**Try it**
Continue the article on voice-dictation software from its last sentence.

When voice-dictation software first came out, Paul “dropped close to $7,000 to buy a computer that was powerful enough to run a program called LawTALK,” he says. He remembers not being able to speak naturally when he used it. He had to break…up…his…words.

Paul now uses a Philips SpeechMike, a Pocket Memo recorder and the SpeechExec software that Philips bundled with the recorder. He did once use a USB microphone that connected to his computer, but he switched to the wireless model. “You don’t have an extra wire dangling from your computer, crossing the paperwork on your desk,” he says.

Paul also transcribes recordings using Dragon. He buys each update (usually waiting for promotional pricing), since he claims it’s become more accurate over the years.

“Training” the software to recognize his voice takes Paul about an hour with each new update. Paul reads speeches included with Dragon to recognize his voices, but he also has the system read things he’s written, like precedents and e-mails, to pick up “those expressions that might not already be in the Dragon Dictate engine already.”

“Most of us use the same vocabulary each day,” he explains.

Dragon may rule voice dictation on desktops, but other systems help people talk to their phones. Davis, for instance, uses Siri on his iPhone. He appreciates its hands-free abilities in the car, but he limits his usage. “I don’t trust it with confidential information,” he says.

Paul remembers that Philips once marketed a product that worked on a BlackBerry, “and I think that’s an ideal solution,” he says. “You do your dictation on your phone, which has a connection to the Internet, so you can send the file for transcription and have it back quickly.”

Paul also trumpets the free Dragon Dictate product for iPad. “It works remarkably well without any training,” he says.

Usage of these software tools varies, depending on the type of device they’re used on. Paul, for example, uses the integrated microphone in his iPad but he recommends getting an external microphone when using a computer. This makes particular sense when a laptop’s microphone sits near spinning hard disks and fans, the noise of which can obscure the voice being recorded.

This class of software enables both transcription (live voice or recorded file) and control of the hardware it resides on. On their computers, Davis, Paul and Mitchell all use Dragon for dictation but not to control the computer. “I’ve watched their video showing how to control the computer, but I can do it faster using my mouse,” Davis says.

**Available data**
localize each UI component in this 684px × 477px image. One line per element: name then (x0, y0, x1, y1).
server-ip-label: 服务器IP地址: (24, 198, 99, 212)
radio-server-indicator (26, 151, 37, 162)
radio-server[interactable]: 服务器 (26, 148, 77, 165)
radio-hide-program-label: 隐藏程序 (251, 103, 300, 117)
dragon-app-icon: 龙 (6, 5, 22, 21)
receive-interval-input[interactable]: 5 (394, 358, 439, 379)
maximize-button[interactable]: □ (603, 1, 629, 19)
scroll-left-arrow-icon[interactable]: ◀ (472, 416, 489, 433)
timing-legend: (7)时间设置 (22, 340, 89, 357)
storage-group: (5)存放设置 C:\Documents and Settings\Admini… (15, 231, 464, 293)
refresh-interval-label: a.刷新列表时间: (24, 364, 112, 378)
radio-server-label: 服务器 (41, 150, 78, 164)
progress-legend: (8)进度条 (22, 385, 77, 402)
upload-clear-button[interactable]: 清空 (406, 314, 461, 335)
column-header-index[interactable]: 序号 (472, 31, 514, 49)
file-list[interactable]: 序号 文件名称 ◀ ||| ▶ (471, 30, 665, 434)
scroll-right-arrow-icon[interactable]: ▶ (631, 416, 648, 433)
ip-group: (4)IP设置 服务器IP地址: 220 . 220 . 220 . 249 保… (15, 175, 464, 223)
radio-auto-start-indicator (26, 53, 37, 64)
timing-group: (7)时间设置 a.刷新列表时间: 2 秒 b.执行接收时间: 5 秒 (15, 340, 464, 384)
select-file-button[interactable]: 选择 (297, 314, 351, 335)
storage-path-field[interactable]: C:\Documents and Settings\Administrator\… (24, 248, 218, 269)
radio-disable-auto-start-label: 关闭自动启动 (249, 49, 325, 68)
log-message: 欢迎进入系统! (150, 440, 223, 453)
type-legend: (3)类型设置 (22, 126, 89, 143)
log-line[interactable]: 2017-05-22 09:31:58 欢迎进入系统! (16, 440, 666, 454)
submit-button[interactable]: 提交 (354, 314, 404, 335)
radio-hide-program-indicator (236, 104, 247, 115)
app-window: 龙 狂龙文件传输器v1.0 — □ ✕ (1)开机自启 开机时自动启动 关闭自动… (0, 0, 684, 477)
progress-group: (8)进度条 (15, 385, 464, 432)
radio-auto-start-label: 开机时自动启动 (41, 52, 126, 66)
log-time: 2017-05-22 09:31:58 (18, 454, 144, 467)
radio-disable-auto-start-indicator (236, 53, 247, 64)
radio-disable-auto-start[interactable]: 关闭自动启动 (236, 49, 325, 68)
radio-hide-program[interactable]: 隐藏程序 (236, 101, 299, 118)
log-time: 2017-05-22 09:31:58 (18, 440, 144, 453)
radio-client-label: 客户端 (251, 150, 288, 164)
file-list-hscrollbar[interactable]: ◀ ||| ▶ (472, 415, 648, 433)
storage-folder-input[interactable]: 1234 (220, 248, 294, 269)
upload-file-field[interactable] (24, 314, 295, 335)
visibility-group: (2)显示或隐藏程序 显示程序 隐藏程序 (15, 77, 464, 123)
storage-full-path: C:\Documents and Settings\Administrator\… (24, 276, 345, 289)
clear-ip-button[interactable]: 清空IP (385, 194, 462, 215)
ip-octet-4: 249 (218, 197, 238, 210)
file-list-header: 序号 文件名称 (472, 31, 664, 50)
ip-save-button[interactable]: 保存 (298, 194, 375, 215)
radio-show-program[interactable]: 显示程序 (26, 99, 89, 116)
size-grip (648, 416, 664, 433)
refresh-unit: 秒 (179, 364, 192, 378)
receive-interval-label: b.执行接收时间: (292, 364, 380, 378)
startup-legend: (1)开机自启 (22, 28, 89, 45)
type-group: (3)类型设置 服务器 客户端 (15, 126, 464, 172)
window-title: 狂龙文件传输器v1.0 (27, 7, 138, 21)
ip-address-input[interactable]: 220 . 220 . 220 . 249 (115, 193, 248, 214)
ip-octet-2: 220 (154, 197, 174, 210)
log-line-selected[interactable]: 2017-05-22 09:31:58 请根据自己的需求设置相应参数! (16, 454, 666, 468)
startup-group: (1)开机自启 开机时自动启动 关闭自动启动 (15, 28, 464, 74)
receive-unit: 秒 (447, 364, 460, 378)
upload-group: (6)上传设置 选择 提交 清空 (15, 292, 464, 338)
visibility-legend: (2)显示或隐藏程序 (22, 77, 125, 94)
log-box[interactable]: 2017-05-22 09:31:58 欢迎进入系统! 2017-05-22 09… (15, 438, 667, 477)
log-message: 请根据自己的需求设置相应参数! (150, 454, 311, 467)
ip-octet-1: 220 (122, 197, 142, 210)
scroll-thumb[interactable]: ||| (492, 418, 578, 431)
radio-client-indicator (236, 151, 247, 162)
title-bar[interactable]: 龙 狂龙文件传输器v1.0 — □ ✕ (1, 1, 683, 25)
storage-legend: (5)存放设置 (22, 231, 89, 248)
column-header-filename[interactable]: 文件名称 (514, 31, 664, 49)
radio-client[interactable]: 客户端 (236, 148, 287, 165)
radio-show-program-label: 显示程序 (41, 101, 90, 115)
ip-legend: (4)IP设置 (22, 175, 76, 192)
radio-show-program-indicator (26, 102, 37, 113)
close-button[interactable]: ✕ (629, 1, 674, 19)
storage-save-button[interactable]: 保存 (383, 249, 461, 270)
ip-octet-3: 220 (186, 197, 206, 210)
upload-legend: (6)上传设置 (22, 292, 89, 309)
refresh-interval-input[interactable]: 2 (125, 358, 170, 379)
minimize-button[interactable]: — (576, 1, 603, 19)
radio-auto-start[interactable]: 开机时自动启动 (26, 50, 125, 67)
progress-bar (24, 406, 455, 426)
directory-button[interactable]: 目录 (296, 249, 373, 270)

**Answer section**
On phones, however, voice control can speed up the creation of e-mails as well as the use of the phone’s software. “It’s slow,” Davis admits, “but it’s faster than me typing on my iPhone.”

If you use transcription software on recordings where two or more people talk, your mileage may vary. “It’s not perfect,” Davis says, “but as an initial quick-and-dirty, it’s helpful.”

For all the convenience of voice-recognition software, sometimes it just makes sense to type. Davis, for instance, types when he can keep his gaze on the screen, and dictates when referring to documents that take his eyes away from the screen. “The most valuable high school course I ever took was Grade 9 typing,” he quips.

Mitchell would not use the technology in a public environment, since he doesn’t want people overhearing potentially confidential information. He also “wouldn’t use it in documents that require a lot of formatting” and that include things like charts.

The software doesn’t always respond the way a user expects. Davis calls his software “a little too intuitive. I’d rather it didn’t guess at what I was asking it to do but just did what I told it to do.”

“If you dictate and you use words like ‘file’ or ‘save,’ it thinks you’re giving the computer a command instead of just dictating a word,” he explains.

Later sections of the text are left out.